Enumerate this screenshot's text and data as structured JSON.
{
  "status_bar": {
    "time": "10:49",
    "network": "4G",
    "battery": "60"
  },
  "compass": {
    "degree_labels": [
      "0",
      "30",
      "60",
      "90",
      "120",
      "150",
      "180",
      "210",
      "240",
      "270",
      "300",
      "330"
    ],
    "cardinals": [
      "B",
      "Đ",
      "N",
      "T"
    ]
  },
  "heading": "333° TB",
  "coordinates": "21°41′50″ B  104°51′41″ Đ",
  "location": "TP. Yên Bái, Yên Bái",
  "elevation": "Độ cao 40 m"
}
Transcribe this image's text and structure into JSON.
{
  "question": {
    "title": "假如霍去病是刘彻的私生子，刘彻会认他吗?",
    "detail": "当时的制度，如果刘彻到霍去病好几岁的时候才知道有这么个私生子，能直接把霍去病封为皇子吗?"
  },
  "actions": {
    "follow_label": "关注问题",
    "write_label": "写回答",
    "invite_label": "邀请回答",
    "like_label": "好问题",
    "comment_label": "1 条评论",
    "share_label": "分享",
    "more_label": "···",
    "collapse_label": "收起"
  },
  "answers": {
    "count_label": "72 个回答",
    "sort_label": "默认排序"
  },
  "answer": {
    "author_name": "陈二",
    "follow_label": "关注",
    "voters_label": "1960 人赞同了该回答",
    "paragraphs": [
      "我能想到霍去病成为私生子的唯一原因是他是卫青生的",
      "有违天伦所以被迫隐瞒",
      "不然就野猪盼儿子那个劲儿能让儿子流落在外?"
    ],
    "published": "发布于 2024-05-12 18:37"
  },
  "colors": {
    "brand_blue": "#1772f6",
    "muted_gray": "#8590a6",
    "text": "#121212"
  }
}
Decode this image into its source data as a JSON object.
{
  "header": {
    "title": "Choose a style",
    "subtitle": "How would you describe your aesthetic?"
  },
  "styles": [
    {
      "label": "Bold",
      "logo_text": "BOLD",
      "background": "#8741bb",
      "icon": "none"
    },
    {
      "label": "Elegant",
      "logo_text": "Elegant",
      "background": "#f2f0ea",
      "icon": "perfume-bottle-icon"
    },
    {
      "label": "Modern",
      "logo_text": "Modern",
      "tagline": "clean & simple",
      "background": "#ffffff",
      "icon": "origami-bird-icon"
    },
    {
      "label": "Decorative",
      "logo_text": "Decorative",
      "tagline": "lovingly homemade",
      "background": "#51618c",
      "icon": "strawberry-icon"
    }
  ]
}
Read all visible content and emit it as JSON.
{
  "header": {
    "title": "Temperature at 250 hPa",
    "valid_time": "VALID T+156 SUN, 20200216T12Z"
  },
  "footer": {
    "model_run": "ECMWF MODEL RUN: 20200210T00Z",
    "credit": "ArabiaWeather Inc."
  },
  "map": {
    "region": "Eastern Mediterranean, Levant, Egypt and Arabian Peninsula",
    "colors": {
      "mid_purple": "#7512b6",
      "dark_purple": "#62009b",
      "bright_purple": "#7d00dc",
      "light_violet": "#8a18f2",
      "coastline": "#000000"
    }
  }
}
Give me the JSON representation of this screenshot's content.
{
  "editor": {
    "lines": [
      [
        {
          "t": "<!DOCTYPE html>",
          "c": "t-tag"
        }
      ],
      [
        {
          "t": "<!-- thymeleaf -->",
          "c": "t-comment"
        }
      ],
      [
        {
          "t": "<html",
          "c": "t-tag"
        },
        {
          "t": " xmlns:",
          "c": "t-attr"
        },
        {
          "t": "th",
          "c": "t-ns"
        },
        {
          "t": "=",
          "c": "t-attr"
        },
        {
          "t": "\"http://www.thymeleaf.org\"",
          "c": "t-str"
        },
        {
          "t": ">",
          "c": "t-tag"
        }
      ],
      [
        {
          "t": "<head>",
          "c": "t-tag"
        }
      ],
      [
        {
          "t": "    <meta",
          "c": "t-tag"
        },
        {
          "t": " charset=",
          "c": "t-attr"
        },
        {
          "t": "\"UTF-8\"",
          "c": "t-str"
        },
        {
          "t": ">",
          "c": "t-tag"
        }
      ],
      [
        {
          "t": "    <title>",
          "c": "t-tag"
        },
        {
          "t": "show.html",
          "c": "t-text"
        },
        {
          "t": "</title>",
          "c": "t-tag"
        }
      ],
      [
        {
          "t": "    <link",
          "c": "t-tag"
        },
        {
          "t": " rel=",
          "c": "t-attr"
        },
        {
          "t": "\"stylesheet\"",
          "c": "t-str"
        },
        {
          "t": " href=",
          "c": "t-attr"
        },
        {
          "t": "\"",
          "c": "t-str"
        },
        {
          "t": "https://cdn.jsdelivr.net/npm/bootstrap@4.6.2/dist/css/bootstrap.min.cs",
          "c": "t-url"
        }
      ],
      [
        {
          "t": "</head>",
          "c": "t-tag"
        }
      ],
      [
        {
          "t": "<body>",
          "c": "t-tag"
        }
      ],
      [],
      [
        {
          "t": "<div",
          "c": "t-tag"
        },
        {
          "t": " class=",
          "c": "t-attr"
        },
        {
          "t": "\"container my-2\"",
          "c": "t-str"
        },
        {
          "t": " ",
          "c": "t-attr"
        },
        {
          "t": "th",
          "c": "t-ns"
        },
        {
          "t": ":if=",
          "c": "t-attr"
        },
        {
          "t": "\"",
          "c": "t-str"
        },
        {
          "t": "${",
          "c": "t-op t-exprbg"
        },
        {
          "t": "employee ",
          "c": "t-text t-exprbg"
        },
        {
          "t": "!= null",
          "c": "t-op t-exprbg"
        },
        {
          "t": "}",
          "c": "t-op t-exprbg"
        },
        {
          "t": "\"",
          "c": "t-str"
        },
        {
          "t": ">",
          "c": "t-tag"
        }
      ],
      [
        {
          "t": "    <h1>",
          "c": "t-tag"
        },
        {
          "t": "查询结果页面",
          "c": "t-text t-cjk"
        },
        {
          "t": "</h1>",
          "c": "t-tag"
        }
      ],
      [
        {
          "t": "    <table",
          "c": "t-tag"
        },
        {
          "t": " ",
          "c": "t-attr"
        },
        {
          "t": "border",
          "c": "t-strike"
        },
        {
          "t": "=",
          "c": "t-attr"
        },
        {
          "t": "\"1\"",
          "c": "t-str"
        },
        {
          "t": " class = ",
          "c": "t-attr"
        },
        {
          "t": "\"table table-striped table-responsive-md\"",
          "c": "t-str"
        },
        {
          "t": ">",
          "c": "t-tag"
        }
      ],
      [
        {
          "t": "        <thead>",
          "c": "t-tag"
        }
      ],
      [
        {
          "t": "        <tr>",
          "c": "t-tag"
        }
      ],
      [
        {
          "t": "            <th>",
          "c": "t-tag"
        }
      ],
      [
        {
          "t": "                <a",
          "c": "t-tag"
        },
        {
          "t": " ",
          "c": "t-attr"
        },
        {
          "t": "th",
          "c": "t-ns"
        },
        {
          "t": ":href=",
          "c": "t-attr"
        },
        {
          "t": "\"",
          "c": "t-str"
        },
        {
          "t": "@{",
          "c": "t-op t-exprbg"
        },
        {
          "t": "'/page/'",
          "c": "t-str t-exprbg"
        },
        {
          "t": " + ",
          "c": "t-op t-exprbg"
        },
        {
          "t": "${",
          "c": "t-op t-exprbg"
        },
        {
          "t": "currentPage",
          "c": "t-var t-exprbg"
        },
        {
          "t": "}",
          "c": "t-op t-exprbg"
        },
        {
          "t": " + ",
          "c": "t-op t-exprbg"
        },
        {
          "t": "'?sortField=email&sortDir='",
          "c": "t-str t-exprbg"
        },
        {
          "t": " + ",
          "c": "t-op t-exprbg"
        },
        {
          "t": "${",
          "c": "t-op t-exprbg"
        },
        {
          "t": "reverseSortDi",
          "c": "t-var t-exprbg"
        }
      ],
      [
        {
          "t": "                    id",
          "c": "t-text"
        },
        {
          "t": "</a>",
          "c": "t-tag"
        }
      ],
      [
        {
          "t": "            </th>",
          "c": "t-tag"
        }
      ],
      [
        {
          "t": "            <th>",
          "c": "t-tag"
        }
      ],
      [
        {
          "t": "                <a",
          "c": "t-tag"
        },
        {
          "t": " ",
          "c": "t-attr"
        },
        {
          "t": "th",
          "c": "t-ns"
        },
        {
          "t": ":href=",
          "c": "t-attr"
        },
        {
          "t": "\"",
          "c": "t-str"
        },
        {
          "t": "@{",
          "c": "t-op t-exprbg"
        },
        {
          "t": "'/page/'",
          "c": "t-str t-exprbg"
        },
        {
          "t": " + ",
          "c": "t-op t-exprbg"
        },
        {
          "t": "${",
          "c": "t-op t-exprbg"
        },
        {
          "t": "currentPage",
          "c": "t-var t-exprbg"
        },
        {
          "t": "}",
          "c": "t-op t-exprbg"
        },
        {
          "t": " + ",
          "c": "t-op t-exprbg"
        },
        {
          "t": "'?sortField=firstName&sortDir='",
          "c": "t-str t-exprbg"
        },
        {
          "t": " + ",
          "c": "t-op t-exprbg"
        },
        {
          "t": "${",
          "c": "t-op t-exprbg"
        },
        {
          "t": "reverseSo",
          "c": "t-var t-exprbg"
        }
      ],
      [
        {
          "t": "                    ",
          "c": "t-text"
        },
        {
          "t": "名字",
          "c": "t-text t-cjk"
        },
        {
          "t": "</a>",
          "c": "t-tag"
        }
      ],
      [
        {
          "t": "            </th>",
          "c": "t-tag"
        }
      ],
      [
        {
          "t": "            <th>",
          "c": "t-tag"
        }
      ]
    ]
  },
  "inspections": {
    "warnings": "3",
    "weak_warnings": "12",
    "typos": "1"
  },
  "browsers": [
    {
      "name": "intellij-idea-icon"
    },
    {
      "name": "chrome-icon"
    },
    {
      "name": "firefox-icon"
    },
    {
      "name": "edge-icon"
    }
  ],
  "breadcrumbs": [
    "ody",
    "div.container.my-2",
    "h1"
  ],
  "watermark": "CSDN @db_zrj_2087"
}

● ● ● ● ●

The problem —
Scan the listing above and copy all lines containing the word "icon".

Task result —
      "icon": "none"
      "icon": "perfume-bottle-icon"
      "icon": "origami-bird-icon"
      "icon": "strawberry-icon"
      "name": "intellij-idea-icon"
      "name": "chrome-icon"
      "name": "firefox-icon"
      "name": "edge-icon"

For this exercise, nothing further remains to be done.